### Direction
Each entry below is to be duplicated verbatim.

[Rows from a dataset]
==*==

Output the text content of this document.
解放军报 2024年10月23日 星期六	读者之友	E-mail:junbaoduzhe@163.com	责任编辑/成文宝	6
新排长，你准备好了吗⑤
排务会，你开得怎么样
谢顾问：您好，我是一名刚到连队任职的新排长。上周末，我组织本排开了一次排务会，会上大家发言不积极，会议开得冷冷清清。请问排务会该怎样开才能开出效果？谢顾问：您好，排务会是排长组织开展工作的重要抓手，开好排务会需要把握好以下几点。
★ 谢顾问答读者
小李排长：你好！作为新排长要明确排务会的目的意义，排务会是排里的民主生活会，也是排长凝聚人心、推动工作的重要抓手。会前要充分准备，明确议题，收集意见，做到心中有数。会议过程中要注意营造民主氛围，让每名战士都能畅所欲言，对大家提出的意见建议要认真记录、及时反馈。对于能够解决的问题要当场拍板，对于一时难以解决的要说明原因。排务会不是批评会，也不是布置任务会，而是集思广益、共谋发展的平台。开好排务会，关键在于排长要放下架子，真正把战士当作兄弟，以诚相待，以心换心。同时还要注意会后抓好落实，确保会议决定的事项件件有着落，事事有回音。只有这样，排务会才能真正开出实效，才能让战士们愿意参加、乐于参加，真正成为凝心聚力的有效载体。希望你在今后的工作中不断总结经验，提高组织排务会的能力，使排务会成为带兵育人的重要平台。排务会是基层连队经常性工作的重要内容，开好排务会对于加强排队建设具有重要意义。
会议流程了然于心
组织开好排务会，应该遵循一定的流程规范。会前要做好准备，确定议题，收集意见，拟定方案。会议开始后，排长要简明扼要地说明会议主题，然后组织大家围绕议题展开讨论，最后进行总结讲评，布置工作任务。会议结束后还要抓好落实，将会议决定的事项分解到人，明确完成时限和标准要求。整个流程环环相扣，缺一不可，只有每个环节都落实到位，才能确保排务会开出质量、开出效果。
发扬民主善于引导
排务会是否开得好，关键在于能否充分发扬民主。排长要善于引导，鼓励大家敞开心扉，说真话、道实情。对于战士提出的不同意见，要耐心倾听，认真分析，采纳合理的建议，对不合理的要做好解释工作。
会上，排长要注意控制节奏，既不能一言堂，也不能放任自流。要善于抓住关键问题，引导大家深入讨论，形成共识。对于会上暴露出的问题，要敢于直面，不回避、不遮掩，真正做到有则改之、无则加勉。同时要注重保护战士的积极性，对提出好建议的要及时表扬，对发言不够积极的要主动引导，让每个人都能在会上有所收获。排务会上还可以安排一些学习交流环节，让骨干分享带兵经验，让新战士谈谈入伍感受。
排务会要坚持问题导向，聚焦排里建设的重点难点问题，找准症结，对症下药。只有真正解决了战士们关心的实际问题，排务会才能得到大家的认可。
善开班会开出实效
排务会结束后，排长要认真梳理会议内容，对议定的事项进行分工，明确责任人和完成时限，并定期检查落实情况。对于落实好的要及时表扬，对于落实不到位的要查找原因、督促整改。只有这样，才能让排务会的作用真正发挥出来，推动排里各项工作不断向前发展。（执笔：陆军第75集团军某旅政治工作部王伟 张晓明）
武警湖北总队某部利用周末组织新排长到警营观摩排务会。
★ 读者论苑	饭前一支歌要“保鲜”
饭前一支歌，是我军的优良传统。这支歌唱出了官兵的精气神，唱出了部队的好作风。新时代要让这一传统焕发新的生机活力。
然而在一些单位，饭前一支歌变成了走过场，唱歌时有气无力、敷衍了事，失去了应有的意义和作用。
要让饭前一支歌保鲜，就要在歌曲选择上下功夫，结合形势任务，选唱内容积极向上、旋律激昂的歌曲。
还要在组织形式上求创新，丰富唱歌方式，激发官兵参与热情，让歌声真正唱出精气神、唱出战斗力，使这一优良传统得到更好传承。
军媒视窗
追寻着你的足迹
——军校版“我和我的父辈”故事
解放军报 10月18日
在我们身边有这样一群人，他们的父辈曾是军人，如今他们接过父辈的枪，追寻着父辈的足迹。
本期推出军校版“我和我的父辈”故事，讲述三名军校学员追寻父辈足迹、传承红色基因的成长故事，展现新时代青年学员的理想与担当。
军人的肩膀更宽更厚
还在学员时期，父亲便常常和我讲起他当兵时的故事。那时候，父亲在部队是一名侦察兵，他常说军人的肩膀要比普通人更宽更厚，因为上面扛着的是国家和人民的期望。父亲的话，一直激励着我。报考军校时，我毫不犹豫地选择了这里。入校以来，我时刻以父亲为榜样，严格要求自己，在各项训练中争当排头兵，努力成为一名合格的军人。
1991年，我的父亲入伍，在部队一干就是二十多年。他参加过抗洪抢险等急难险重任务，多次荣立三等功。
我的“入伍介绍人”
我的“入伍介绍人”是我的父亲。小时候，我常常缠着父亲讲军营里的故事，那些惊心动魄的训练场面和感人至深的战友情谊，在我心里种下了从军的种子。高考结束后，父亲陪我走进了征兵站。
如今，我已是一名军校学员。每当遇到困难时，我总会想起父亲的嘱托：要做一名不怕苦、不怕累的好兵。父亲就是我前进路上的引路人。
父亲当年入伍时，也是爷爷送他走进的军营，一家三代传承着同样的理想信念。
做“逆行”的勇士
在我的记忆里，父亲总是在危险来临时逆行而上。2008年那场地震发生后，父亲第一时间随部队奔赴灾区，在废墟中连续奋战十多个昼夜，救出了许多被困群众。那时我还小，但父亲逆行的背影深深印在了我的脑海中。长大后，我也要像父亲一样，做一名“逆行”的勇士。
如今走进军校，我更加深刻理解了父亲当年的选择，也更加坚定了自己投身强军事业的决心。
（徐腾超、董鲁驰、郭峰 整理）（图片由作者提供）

==*==

### Result for this exercise
Output the text content of this document.
解放军报 2024年10月23日 星期六	读者之友	E-mail:junbaoduzhe@163.com	责任编辑/成文宝	6
新排长，你准备好了吗⑤
排务会，你开得怎么样
谢顾问：您好，我是一名刚到连队任职的新排长。上周末，我组织本排开了一次排务会，会上大家发言不积极，会议开得冷冷清清。请问排务会该怎样开才能开出效果？谢顾问：您好，排务会是排长组织开展工作的重要抓手，开好排务会需要把握好以下几点。
★ 谢顾问答读者
小李排长：你好！作为新排长要明确排务会的目的意义，排务会是排里的民主生活会，也是排长凝聚人心、推动工作的重要抓手。会前要充分准备，明确议题，收集意见，做到心中有数。会议过程中要注意营造民主氛围，让每名战士都能畅所欲言，对大家提出的意见建议要认真记录、及时反馈。对于能够解决的问题要当场拍板，对于一时难以解决的要说明原因。排务会不是批评会，也不是布置任务会，而是集思广益、共谋发展的平台。开好排务会，关键在于排长要放下架子，真正把战士当作兄弟，以诚相待，以心换心。同时还要注意会后抓好落实，确保会议决定的事项件件有着落，事事有回音。只有这样，排务会才能真正开出实效，才能让战士们愿意参加、乐于参加，真正成为凝心聚力的有效载体。希望你在今后的工作中不断总结经验，提高组织排务会的能力，使排务会成为带兵育人的重要平台。排务会是基层连队经常性工作的重要内容，开好排务会对于加强排队建设具有重要意义。
会议流程了然于心
组织开好排务会，应该遵循一定的流程规范。会前要做好准备，确定议题，收集意见，拟定方案。会议开始后，排长要简明扼要地说明会议主题，然后组织大家围绕议题展开讨论，最后进行总结讲评，布置工作任务。会议结束后还要抓好落实，将会议决定的事项分解到人，明确完成时限和标准要求。整个流程环环相扣，缺一不可，只有每个环节都落实到位，才能确保排务会开出质量、开出效果。
发扬民主善于引导
排务会是否开得好，关键在于能否充分发扬民主。排长要善于引导，鼓励大家敞开心扉，说真话、道实情。对于战士提出的不同意见，要耐心倾听，认真分析，采纳合理的建议，对不合理的要做好解释工作。
会上，排长要注意控制节奏，既不能一言堂，也不能放任自流。要善于抓住关键问题，引导大家深入讨论，形成共识。对于会上暴露出的问题，要敢于直面，不回避、不遮掩，真正做到有则改之、无则加勉。同时要注重保护战士的积极性，对提出好建议的要及时表扬，对发言不够积极的要主动引导，让每个人都能在会上有所收获。排务会上还可以安排一些学习交流环节，让骨干分享带兵经验，让新战士谈谈入伍感受。
排务会要坚持问题导向，聚焦排里建设的重点难点问题，找准症结，对症下药。只有真正解决了战士们关心的实际问题，排务会才能得到大家的认可。
善开班会开出实效
排务会结束后，排长要认真梳理会议内容，对议定的事项进行分工，明确责任人和完成时限，并定期检查落实情况。对于落实好的要及时表扬，对于落实不到位的要查找原因、督促整改。只有这样，才能让排务会的作用真正发挥出来，推动排里各项工作不断向前发展。（执笔：陆军第75集团军某旅政治工作部王伟 张晓明）
武警湖北总队某部利用周末组织新排长到警营观摩排务会。
★ 读者论苑	饭前一支歌要“保鲜”
饭前一支歌，是我军的优良传统。这支歌唱出了官兵的精气神，唱出了部队的好作风。新时代要让这一传统焕发新的生机活力。
然而在一些单位，饭前一支歌变成了走过场，唱歌时有气无力、敷衍了事，失去了应有的意义和作用。
要让饭前一支歌保鲜，就要在歌曲选择上下功夫，结合形势任务，选唱内容积极向上、旋律激昂的歌曲。
还要在组织形式上求创新，丰富唱歌方式，激发官兵参与热情，让歌声真正唱出精气神、唱出战斗力，使这一优良传统得到更好传承。
军媒视窗
追寻着你的足迹
——军校版“我和我的父辈”故事
解放军报 10月18日
在我们身边有这样一群人，他们的父辈曾是军人，如今他们接过父辈的枪，追寻着父辈的足迹。
本期推出军校版“我和我的父辈”故事，讲述三名军校学员追寻父辈足迹、传承红色基因的成长故事，展现新时代青年学员的理想与担当。
军人的肩膀更宽更厚
还在学员时期，父亲便常常和我讲起他当兵时的故事。那时候，父亲在部队是一名侦察兵，他常说军人的肩膀要比普通人更宽更厚，因为上面扛着的是国家和人民的期望。父亲的话，一直激励着我。报考军校时，我毫不犹豫地选择了这里。入校以来，我时刻以父亲为榜样，严格要求自己，在各项训练中争当排头兵，努力成为一名合格的军人。
1991年，我的父亲入伍，在部队一干就是二十多年。他参加过抗洪抢险等急难险重任务，多次荣立三等功。
我的“入伍介绍人”
我的“入伍介绍人”是我的父亲。小时候，我常常缠着父亲讲军营里的故事，那些惊心动魄的训练场面和感人至深的战友情谊，在我心里种下了从军的种子。高考结束后，父亲陪我走进了征兵站。
如今，我已是一名军校学员。每当遇到困难时，我总会想起父亲的嘱托：要做一名不怕苦、不怕累的好兵。父亲就是我前进路上的引路人。
父亲当年入伍时，也是爷爷送他走进的军营，一家三代传承着同样的理想信念。
做“逆行”的勇士
在我的记忆里，父亲总是在危险来临时逆行而上。2008年那场地震发生后，父亲第一时间随部队奔赴灾区，在废墟中连续奋战十多个昼夜，救出了许多被困群众。那时我还小，但父亲逆行的背影深深印在了我的脑海中。长大后，我也要像父亲一样，做一名“逆行”的勇士。
如今走进军校，我更加深刻理解了父亲当年的选择，也更加坚定了自己投身强军事业的决心。
（徐腾超、董鲁驰、郭峰 整理）（图片由作者提供）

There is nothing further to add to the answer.